Reproduce each line exactly. Skip none.

--- BEGIN ---

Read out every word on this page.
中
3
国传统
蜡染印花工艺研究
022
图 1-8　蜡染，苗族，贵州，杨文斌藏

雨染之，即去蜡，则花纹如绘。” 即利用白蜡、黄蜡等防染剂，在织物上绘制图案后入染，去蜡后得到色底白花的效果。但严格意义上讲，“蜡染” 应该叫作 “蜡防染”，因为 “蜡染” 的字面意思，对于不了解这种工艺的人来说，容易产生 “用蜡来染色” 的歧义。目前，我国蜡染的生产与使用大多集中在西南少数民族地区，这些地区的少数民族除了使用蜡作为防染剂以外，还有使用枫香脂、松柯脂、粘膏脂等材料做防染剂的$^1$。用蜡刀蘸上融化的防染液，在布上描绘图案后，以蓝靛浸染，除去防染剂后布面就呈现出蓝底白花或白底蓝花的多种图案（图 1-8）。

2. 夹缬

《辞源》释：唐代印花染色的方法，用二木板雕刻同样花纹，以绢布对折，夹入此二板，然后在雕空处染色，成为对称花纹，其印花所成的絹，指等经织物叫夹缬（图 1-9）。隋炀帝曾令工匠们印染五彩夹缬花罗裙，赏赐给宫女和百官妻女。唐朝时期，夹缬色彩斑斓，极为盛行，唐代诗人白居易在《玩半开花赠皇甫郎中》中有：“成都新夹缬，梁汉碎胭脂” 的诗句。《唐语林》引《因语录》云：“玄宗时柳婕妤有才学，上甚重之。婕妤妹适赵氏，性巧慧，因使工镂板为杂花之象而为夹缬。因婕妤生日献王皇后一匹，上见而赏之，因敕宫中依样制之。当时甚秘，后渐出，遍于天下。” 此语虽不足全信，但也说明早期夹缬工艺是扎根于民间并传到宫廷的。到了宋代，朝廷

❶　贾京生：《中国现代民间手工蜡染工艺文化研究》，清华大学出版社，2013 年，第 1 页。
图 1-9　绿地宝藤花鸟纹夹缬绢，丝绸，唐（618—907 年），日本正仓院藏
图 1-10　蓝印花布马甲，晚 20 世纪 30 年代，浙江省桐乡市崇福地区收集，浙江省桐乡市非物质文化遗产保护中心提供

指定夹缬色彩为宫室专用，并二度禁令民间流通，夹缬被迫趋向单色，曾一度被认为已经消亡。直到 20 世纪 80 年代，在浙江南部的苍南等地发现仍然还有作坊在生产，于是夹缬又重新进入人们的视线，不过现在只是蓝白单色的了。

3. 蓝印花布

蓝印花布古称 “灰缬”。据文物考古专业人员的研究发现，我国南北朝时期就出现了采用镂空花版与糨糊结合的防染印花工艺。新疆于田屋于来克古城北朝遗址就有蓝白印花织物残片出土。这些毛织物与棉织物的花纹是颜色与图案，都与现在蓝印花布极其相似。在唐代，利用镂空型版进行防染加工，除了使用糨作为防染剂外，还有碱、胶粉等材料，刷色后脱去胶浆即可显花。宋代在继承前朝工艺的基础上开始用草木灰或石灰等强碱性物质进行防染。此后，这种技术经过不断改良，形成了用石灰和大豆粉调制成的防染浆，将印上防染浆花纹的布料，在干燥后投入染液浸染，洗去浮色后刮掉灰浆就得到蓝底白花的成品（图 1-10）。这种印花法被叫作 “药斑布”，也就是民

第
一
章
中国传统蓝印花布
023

--- END ---

### TASK RESPONSE
Read out every word on this page.
中
3
国传统
蜡染印花工艺研究
022
图 1-8　蜡染，苗族，贵州，杨文斌藏

雨染之，即去蜡，则花纹如绘。” 即利用白蜡、黄蜡等防染剂，在织物上绘制图案后入染，去蜡后得到色底白花的效果。但严格意义上讲，“蜡染” 应该叫作 “蜡防染”，因为 “蜡染” 的字面意思，对于不了解这种工艺的人来说，容易产生 “用蜡来染色” 的歧义。目前，我国蜡染的生产与使用大多集中在西南少数民族地区，这些地区的少数民族除了使用蜡作为防染剂以外，还有使用枫香脂、松柯脂、粘膏脂等材料做防染剂的$^1$。用蜡刀蘸上融化的防染液，在布上描绘图案后，以蓝靛浸染，除去防染剂后布面就呈现出蓝底白花或白底蓝花的多种图案（图 1-8）。

2. 夹缬

《辞源》释：唐代印花染色的方法，用二木板雕刻同样花纹，以绢布对折，夹入此二板，然后在雕空处染色，成为对称花纹，其印花所成的絹，指等经织物叫夹缬（图 1-9）。隋炀帝曾令工匠们印染五彩夹缬花罗裙，赏赐给宫女和百官妻女。唐朝时期，夹缬色彩斑斓，极为盛行，唐代诗人白居易在《玩半开花赠皇甫郎中》中有：“成都新夹缬，梁汉碎胭脂” 的诗句。《唐语林》引《因语录》云：“玄宗时柳婕妤有才学，上甚重之。婕妤妹适赵氏，性巧慧，因使工镂板为杂花之象而为夹缬。因婕妤生日献王皇后一匹，上见而赏之，因敕宫中依样制之。当时甚秘，后渐出，遍于天下。” 此语虽不足全信，但也说明早期夹缬工艺是扎根于民间并传到宫廷的。到了宋代，朝廷

❶　贾京生：《中国现代民间手工蜡染工艺文化研究》，清华大学出版社，2013 年，第 1 页。
图 1-9　绿地宝藤花鸟纹夹缬绢，丝绸，唐（618—907 年），日本正仓院藏
图 1-10　蓝印花布马甲，晚 20 世纪 30 年代，浙江省桐乡市崇福地区收集，浙江省桐乡市非物质文化遗产保护中心提供

指定夹缬色彩为宫室专用，并二度禁令民间流通，夹缬被迫趋向单色，曾一度被认为已经消亡。直到 20 世纪 80 年代，在浙江南部的苍南等地发现仍然还有作坊在生产，于是夹缬又重新进入人们的视线，不过现在只是蓝白单色的了。

3. 蓝印花布

蓝印花布古称 “灰缬”。据文物考古专业人员的研究发现，我国南北朝时期就出现了采用镂空花版与糨糊结合的防染印花工艺。新疆于田屋于来克古城北朝遗址就有蓝白印花织物残片出土。这些毛织物与棉织物的花纹是颜色与图案，都与现在蓝印花布极其相似。在唐代，利用镂空型版进行防染加工，除了使用糨作为防染剂外，还有碱、胶粉等材料，刷色后脱去胶浆即可显花。宋代在继承前朝工艺的基础上开始用草木灰或石灰等强碱性物质进行防染。此后，这种技术经过不断改良，形成了用石灰和大豆粉调制成的防染浆，将印上防染浆花纹的布料，在干燥后投入染液浸染，洗去浮色后刮掉灰浆就得到蓝底白花的成品（图 1-10）。这种印花法被叫作 “药斑布”，也就是民

第
一
章
中国传统蓝印花布
023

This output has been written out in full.